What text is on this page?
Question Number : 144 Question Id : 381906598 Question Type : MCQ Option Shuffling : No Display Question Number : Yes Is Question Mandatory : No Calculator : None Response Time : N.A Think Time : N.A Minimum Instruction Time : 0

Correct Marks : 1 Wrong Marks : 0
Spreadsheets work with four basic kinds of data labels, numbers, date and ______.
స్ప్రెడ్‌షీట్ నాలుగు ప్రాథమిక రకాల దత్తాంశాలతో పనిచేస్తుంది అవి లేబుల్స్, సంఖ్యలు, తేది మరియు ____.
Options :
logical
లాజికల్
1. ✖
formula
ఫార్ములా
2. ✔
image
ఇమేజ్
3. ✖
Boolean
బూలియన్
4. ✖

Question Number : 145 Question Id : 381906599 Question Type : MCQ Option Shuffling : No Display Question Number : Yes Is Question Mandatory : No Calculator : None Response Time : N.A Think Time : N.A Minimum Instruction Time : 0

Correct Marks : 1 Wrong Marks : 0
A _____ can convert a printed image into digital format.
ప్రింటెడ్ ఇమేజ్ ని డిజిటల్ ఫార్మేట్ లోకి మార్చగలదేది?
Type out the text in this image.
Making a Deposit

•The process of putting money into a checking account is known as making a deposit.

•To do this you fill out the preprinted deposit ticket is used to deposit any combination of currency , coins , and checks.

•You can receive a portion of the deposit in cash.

===

» WHAT IS NEEDED: Return each line of the listing that holds the string "into".

» RESULT FOR THIS TASK:
A _____ can convert a printed image into digital format.
•The process of putting money into a checking account is known as making a deposit.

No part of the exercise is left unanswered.